Scan the material that follows. Copy every line containing the word "category".
□ □ □ □ □ □ □
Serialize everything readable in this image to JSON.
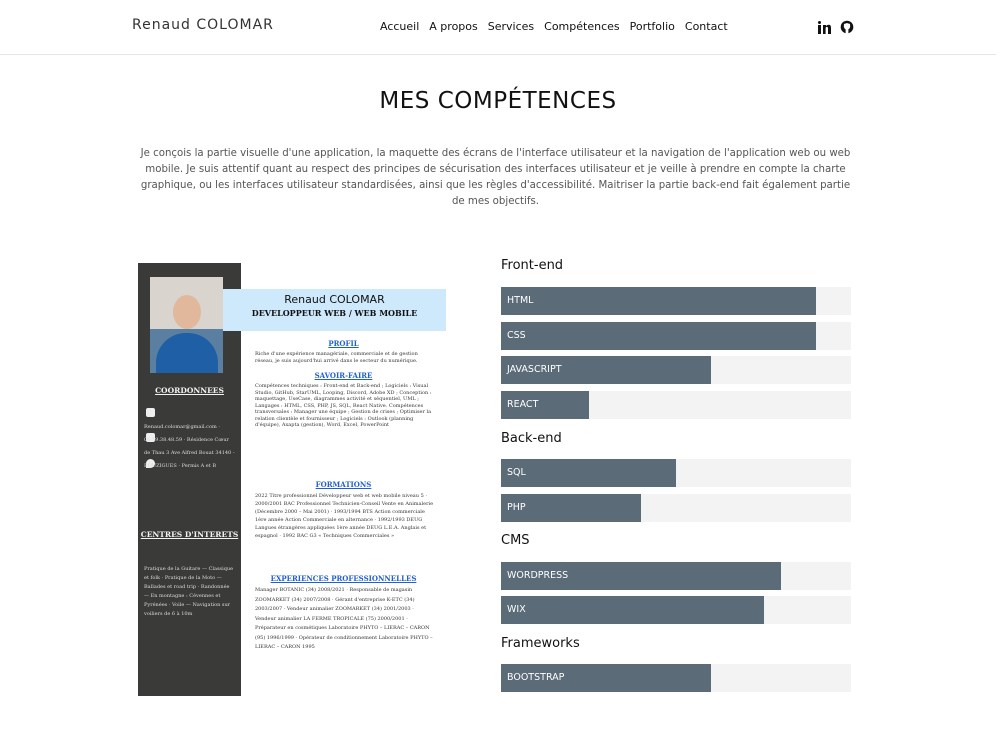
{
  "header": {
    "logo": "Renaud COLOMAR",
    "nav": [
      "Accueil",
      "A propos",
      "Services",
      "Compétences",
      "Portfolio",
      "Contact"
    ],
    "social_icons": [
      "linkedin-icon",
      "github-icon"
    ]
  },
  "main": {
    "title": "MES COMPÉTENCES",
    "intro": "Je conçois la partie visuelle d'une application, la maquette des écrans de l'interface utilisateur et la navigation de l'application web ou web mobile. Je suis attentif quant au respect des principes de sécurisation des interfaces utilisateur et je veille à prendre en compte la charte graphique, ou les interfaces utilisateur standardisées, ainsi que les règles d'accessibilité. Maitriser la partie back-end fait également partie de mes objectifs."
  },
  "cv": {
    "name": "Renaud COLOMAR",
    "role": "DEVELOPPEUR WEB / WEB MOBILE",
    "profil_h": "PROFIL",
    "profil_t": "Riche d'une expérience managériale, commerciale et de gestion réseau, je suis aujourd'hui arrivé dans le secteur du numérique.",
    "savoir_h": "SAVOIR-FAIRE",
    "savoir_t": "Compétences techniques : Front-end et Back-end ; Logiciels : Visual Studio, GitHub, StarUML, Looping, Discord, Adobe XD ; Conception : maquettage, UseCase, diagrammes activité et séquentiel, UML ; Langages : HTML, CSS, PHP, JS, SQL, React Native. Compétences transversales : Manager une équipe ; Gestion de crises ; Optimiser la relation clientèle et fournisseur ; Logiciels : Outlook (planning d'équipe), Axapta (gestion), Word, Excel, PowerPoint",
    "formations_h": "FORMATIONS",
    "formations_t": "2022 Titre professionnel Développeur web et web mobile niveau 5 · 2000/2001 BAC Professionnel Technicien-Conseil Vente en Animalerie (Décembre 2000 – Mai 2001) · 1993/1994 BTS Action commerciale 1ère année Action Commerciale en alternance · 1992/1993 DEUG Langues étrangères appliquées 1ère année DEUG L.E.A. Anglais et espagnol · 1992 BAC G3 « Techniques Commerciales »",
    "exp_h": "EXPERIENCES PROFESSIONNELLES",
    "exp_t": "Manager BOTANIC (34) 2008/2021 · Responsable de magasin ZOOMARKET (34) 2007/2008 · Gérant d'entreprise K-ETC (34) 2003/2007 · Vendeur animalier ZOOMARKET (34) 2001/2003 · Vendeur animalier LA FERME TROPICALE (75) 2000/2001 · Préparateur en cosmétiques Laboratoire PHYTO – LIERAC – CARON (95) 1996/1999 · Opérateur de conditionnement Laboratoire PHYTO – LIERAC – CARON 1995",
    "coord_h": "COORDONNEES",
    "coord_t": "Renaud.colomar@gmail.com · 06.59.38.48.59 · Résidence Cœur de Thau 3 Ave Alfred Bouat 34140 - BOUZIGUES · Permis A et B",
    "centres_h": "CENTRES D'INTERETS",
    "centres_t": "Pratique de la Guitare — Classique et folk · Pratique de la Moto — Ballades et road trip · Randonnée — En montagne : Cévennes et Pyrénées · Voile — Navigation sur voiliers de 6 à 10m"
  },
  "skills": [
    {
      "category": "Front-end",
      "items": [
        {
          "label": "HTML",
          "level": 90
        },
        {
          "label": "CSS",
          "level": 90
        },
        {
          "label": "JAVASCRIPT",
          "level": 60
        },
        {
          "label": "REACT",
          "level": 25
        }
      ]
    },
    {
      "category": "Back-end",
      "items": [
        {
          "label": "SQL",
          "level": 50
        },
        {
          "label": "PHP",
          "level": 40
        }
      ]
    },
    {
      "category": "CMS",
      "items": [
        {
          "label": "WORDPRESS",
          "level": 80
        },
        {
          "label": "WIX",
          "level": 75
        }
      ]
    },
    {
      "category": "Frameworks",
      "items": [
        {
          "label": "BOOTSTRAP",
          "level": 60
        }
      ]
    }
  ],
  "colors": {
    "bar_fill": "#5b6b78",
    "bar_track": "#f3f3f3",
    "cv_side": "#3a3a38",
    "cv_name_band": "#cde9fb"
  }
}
□ □ □ □ □ □ □
§ OUTPUT BELOW:
      "category": "Front-end",
      "category": "Back-end",
      "category": "CMS",
      "category": "Frameworks",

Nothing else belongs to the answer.